[Tarefas a realizar]
1: Com base no texto sobre fraudes digitais, explique por que a Meta lucra com os anúncios fraudulentos.
2: Reproduza o trecho do texto sobre fraudes digitais que começa em "Não estamos diante" e segue até "de renda extra.".

---------- Texto de origem

Não estamos diante de incidentes pontuais, mas de um verdadeiro modelo industrial de crime digital. Organizações criminosas transnacionais operam em escala, utilizando inteligência artificial, vídeos com deepfakes de personalidades conhecidas e algoritmos de publicidade hipersegmentada para atingir os mais vulneráveis: aposentados, trabalhadores endividados e pequenos investidores em busca de renda extra.

Esses grupos atuam como instituições financeiras clandestinas, captando recursos do público, prometendo rentabilidades irreais e intermediando operações ilegais, sem nenhuma autorização dos órgãos reguladores. A viabilidade desse modelo está diretamente ligada à omissão da principal plataforma de distribuição: a Meta.
A empresa não apenas permite a disseminação desses conteúdos, como lucra com eles. A cada clique patrocinado, a cada campanha financiada com dinheiro oriundo das próprias vítimas, a Meta arrecada. Mesmo após diversas denúncias, reportagens investigativas e alertas técnicos, os anúncios fraudulentos continuam sendo veiculados.

--------------------
---------- Dados fornecidos

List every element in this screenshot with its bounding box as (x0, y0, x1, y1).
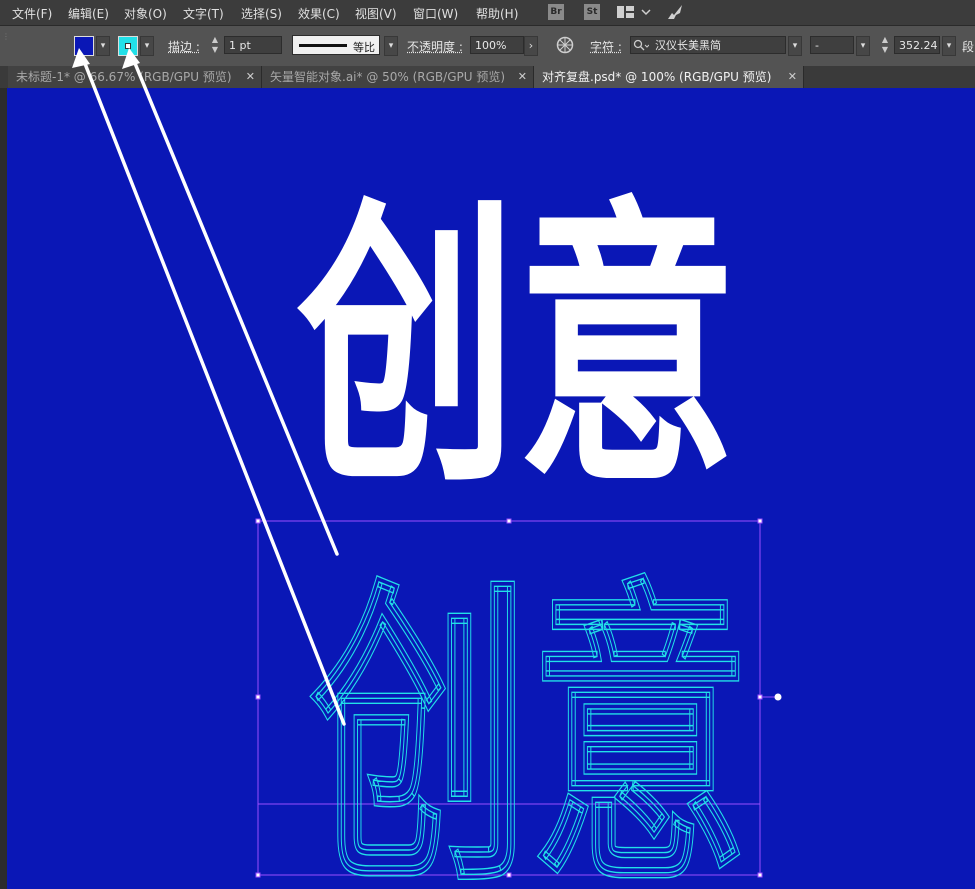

--------------------
---------- Dados fornecidos

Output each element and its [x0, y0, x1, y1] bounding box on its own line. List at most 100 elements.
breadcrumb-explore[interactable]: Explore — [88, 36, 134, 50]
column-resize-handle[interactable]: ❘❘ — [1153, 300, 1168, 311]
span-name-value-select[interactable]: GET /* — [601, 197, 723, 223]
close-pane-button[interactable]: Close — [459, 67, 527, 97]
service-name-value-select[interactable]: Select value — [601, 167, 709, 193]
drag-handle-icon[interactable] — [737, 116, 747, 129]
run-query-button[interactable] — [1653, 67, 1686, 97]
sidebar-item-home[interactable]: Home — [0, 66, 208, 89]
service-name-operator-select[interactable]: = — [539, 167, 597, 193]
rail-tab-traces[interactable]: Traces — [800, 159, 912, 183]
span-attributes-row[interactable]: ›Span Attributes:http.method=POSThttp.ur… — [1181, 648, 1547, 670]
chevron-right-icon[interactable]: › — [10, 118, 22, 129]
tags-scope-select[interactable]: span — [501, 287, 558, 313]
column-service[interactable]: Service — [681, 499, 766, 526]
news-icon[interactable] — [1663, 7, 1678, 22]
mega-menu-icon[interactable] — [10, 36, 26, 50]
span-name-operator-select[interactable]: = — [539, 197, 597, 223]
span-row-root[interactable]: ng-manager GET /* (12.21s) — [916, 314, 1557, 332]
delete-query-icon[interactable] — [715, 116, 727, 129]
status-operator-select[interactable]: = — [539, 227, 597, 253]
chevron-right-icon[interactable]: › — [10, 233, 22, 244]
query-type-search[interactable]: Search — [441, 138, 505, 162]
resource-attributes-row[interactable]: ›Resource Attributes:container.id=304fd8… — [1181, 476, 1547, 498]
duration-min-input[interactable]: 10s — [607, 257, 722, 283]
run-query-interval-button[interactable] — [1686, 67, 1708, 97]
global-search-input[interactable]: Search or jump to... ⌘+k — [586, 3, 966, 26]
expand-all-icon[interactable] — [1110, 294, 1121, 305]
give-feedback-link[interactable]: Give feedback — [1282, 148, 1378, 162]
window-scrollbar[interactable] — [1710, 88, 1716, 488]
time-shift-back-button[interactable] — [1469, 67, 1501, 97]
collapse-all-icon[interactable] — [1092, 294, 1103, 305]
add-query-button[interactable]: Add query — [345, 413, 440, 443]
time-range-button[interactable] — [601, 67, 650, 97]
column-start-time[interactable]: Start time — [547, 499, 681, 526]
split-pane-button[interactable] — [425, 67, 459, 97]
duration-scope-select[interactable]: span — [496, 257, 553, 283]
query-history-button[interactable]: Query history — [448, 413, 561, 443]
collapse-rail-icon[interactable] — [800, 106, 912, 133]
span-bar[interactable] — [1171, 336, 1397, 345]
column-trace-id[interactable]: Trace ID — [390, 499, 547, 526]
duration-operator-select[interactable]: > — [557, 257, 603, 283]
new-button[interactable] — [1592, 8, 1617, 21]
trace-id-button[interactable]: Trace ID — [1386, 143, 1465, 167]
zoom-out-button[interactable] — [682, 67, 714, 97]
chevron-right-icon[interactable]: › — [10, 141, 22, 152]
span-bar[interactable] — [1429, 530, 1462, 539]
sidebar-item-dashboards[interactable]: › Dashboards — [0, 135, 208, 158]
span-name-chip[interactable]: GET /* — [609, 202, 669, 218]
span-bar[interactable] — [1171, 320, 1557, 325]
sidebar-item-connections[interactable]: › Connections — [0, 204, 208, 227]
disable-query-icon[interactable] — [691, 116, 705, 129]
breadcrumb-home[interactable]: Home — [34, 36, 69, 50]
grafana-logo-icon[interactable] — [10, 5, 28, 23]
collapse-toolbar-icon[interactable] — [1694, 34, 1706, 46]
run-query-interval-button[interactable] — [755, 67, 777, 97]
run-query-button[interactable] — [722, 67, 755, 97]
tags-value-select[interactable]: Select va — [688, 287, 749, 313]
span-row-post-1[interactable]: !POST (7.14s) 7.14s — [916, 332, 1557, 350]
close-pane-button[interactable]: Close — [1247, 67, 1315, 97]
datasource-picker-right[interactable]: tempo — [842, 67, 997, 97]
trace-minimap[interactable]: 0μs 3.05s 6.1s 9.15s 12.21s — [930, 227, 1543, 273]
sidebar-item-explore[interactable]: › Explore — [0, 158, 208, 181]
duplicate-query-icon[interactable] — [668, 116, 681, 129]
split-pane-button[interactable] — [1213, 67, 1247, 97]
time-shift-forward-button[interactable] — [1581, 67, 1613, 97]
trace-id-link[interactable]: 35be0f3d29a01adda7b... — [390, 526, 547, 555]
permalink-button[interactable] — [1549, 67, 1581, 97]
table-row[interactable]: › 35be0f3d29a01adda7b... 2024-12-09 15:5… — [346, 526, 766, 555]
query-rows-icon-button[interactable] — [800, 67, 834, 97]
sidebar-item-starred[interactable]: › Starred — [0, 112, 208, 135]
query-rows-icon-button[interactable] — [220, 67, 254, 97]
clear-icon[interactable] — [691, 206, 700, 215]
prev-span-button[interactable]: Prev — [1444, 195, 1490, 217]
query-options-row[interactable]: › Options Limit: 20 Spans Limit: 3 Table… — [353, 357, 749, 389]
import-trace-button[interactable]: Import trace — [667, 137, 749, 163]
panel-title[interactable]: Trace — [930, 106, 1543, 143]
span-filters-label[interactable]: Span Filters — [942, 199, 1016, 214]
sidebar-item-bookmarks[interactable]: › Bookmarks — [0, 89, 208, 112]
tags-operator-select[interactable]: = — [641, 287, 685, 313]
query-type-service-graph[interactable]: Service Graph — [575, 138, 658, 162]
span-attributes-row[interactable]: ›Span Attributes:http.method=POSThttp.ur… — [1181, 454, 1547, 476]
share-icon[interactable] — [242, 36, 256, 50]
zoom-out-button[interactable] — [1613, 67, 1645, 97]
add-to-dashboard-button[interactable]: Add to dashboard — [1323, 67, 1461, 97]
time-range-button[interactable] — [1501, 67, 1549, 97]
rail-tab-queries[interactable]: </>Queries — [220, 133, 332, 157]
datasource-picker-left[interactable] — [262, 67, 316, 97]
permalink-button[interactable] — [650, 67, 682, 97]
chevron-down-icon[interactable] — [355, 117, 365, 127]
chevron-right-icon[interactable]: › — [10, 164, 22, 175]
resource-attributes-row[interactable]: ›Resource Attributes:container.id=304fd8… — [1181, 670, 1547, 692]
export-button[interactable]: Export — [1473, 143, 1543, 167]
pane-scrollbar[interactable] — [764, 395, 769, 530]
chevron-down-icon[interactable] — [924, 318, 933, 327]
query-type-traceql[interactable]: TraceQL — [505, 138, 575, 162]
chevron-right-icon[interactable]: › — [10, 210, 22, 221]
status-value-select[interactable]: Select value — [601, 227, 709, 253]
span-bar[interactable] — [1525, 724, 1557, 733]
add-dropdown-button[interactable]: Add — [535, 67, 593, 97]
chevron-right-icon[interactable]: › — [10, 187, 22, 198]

--------------------
---------- Dados fornecidos

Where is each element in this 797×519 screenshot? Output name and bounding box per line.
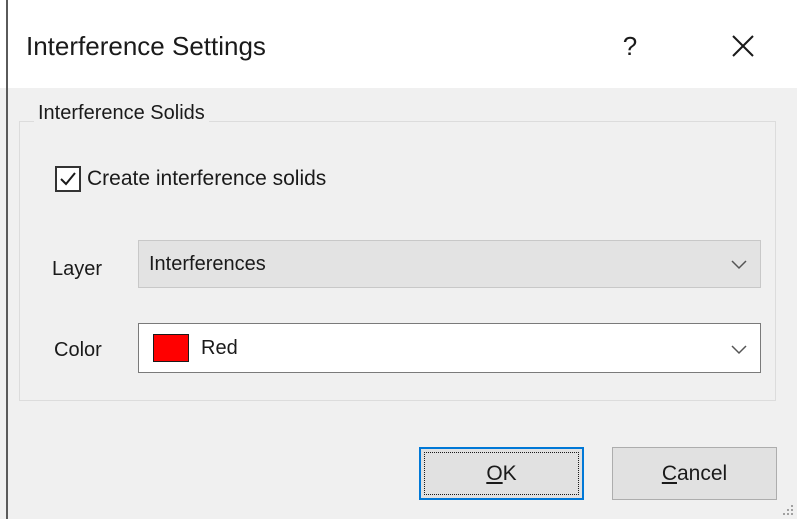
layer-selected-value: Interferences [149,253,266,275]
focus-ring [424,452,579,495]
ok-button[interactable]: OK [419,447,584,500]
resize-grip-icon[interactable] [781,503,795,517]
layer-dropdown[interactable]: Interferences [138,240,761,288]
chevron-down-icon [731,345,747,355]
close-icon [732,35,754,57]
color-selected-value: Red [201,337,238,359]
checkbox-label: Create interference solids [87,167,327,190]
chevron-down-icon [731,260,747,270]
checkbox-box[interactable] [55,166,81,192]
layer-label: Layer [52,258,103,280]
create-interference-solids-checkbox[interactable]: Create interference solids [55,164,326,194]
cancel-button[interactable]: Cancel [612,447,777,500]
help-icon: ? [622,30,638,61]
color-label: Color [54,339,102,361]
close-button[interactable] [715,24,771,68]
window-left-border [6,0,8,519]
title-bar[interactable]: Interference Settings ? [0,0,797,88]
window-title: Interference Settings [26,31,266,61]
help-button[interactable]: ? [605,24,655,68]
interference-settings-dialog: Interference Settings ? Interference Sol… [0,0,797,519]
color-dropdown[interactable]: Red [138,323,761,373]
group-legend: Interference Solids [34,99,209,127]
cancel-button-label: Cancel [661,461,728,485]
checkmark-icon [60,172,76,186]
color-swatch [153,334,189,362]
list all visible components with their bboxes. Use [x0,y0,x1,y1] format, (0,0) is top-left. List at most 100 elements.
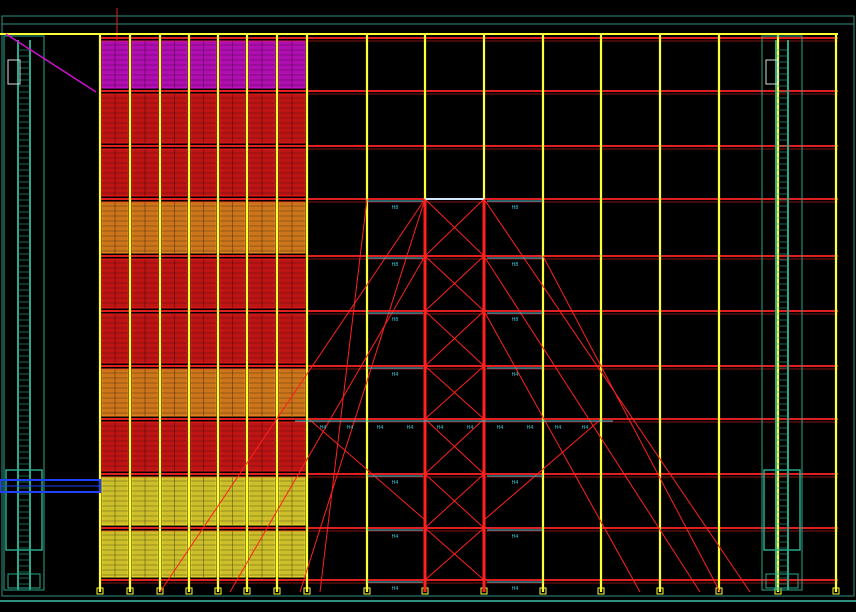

--------------------

[Resultados]
1: A Meta lucra porque arrecada a cada clique patrocinado e a cada campanha publicitária. Essas campanhas são financiadas com dinheiro que vem das próprias vítimas.

2:
Não estamos diante de incidentes pontuais, mas de um verdadeiro modelo industrial de crime digital. Organizações criminosas transnacionais operam em escala, utilizando inteligência artificial, vídeos com deepfakes de personalidades conhecidas e algoritmos de publicidade hipersegmentada para atingir os mais vulneráveis: aposentados, trabalhadores endividados e pequenos investidores em busca de renda extra.